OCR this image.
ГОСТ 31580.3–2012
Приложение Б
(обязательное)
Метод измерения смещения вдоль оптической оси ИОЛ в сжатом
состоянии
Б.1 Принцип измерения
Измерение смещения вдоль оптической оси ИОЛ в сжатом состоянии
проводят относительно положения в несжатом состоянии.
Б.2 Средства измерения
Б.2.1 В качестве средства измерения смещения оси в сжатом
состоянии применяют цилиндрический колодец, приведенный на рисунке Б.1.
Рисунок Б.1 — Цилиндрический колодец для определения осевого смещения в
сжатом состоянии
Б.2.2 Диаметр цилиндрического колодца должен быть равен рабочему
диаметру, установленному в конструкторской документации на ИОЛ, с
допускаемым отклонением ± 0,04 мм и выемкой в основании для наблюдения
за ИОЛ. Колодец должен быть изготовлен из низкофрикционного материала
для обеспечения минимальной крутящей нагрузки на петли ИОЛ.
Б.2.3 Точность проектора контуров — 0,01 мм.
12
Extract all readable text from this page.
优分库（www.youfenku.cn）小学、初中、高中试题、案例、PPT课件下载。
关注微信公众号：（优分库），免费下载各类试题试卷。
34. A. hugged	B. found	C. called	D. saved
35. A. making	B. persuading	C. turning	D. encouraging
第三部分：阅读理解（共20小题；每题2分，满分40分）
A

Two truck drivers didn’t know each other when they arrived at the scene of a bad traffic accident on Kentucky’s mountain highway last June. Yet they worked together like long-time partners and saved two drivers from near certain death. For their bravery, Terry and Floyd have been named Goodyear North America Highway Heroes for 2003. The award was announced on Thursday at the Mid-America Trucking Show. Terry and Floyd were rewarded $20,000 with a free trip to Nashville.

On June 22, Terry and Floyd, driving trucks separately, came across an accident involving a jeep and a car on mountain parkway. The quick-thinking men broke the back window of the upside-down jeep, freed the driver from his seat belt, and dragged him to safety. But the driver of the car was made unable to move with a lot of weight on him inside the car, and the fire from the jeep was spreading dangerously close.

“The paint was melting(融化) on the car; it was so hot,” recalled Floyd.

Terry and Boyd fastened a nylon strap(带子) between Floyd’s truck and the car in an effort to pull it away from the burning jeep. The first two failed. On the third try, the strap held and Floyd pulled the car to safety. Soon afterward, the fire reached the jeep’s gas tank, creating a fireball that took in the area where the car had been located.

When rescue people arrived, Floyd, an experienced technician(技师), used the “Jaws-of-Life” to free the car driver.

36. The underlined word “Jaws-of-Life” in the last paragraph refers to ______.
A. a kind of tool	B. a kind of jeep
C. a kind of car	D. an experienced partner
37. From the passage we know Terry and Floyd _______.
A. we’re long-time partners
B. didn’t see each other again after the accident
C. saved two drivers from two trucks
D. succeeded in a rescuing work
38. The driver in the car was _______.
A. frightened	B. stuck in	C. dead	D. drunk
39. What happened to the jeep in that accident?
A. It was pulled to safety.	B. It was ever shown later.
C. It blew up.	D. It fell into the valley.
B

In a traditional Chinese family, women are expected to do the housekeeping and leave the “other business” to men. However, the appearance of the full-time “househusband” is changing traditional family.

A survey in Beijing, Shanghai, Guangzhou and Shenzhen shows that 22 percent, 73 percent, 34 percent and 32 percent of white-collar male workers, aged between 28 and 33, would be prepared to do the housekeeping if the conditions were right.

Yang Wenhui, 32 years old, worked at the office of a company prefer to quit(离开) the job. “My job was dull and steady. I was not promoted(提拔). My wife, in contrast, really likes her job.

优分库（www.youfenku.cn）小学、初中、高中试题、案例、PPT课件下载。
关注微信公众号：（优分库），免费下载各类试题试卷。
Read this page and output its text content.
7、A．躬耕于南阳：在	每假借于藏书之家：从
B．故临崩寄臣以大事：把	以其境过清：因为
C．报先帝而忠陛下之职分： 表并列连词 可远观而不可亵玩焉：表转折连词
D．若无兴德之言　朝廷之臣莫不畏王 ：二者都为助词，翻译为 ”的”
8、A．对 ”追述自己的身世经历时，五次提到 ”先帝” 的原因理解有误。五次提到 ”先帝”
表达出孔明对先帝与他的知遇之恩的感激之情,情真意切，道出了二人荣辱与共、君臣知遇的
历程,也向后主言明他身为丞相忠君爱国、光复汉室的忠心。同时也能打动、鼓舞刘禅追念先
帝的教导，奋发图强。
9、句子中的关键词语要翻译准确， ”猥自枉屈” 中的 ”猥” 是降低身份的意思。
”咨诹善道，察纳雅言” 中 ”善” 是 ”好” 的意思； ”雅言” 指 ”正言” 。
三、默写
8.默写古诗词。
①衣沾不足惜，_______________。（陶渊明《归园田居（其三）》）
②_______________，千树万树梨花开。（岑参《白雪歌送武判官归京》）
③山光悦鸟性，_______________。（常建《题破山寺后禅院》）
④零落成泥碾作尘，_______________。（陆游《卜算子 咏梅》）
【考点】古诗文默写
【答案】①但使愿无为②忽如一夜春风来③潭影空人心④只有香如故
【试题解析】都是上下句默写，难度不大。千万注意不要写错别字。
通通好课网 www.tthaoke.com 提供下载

> **What to do**:
Extract each record, keeping it identical to the original.

> **Answer to the problem**:
OCR this image.
ГОСТ 31580.3–2012
Приложение Б
(обязательное)
Метод измерения смещения вдоль оптической оси ИОЛ в сжатом
состоянии
Б.1 Принцип измерения
Измерение смещения вдоль оптической оси ИОЛ в сжатом состоянии
проводят относительно положения в несжатом состоянии.
Б.2 Средства измерения
Б.2.1 В качестве средства измерения смещения оси в сжатом
состоянии применяют цилиндрический колодец, приведенный на рисунке Б.1.
Рисунок Б.1 — Цилиндрический колодец для определения осевого смещения в
сжатом состоянии
Б.2.2 Диаметр цилиндрического колодца должен быть равен рабочему
диаметру, установленному в конструкторской документации на ИОЛ, с
допускаемым отклонением ± 0,04 мм и выемкой в основании для наблюдения
за ИОЛ. Колодец должен быть изготовлен из низкофрикционного материала
для обеспечения минимальной крутящей нагрузки на петли ИОЛ.
Б.2.3 Точность проектора контуров — 0,01 мм.
12
Extract all readable text from this page.
优分库（www.youfenku.cn）小学、初中、高中试题、案例、PPT课件下载。
关注微信公众号：（优分库），免费下载各类试题试卷。
34. A. hugged	B. found	C. called	D. saved
35. A. making	B. persuading	C. turning	D. encouraging
第三部分：阅读理解（共20小题；每题2分，满分40分）
A

Two truck drivers didn’t know each other when they arrived at the scene of a bad traffic accident on Kentucky’s mountain highway last June. Yet they worked together like long-time partners and saved two drivers from near certain death. For their bravery, Terry and Floyd have been named Goodyear North America Highway Heroes for 2003. The award was announced on Thursday at the Mid-America Trucking Show. Terry and Floyd were rewarded $20,000 with a free trip to Nashville.

On June 22, Terry and Floyd, driving trucks separately, came across an accident involving a jeep and a car on mountain parkway. The quick-thinking men broke the back window of the upside-down jeep, freed the driver from his seat belt, and dragged him to safety. But the driver of the car was made unable to move with a lot of weight on him inside the car, and the fire from the jeep was spreading dangerously close.

“The paint was melting(融化) on the car; it was so hot,” recalled Floyd.

Terry and Boyd fastened a nylon strap(带子) between Floyd’s truck and the car in an effort to pull it away from the burning jeep. The first two failed. On the third try, the strap held and Floyd pulled the car to safety. Soon afterward, the fire reached the jeep’s gas tank, creating a fireball that took in the area where the car had been located.

When rescue people arrived, Floyd, an experienced technician(技师), used the “Jaws-of-Life” to free the car driver.

36. The underlined word “Jaws-of-Life” in the last paragraph refers to ______.
A. a kind of tool	B. a kind of jeep
C. a kind of car	D. an experienced partner
37. From the passage we know Terry and Floyd _______.
A. we’re long-time partners
B. didn’t see each other again after the accident
C. saved two drivers from two trucks
D. succeeded in a rescuing work
38. The driver in the car was _______.
A. frightened	B. stuck in	C. dead	D. drunk
39. What happened to the jeep in that accident?
A. It was pulled to safety.	B. It was ever shown later.
C. It blew up.	D. It fell into the valley.
B

In a traditional Chinese family, women are expected to do the housekeeping and leave the “other business” to men. However, the appearance of the full-time “househusband” is changing traditional family.

A survey in Beijing, Shanghai, Guangzhou and Shenzhen shows that 22 percent, 73 percent, 34 percent and 32 percent of white-collar male workers, aged between 28 and 33, would be prepared to do the housekeeping if the conditions were right.

Yang Wenhui, 32 years old, worked at the office of a company prefer to quit(离开) the job. “My job was dull and steady. I was not promoted(提拔). My wife, in contrast, really likes her job.

优分库（www.youfenku.cn）小学、初中、高中试题、案例、PPT课件下载。
关注微信公众号：（优分库），免费下载各类试题试卷。
Read this page and output its text content.
7、A．躬耕于南阳：在	每假借于藏书之家：从
B．故临崩寄臣以大事：把	以其境过清：因为
C．报先帝而忠陛下之职分： 表并列连词 可远观而不可亵玩焉：表转折连词
D．若无兴德之言　朝廷之臣莫不畏王 ：二者都为助词，翻译为 ”的”
8、A．对 ”追述自己的身世经历时，五次提到 ”先帝” 的原因理解有误。五次提到 ”先帝”
表达出孔明对先帝与他的知遇之恩的感激之情,情真意切，道出了二人荣辱与共、君臣知遇的
历程,也向后主言明他身为丞相忠君爱国、光复汉室的忠心。同时也能打动、鼓舞刘禅追念先
帝的教导，奋发图强。
9、句子中的关键词语要翻译准确， ”猥自枉屈” 中的 ”猥” 是降低身份的意思。
”咨诹善道，察纳雅言” 中 ”善” 是 ”好” 的意思； ”雅言” 指 ”正言” 。
三、默写
8.默写古诗词。
①衣沾不足惜，_______________。（陶渊明《归园田居（其三）》）
②_______________，千树万树梨花开。（岑参《白雪歌送武判官归京》）
③山光悦鸟性，_______________。（常建《题破山寺后禅院》）
④零落成泥碾作尘，_______________。（陆游《卜算子 咏梅》）
【考点】古诗文默写
【答案】①但使愿无为②忽如一夜春风来③潭影空人心④只有香如故
【试题解析】都是上下句默写，难度不大。千万注意不要写错别字。
通通好课网 www.tthaoke.com 提供下载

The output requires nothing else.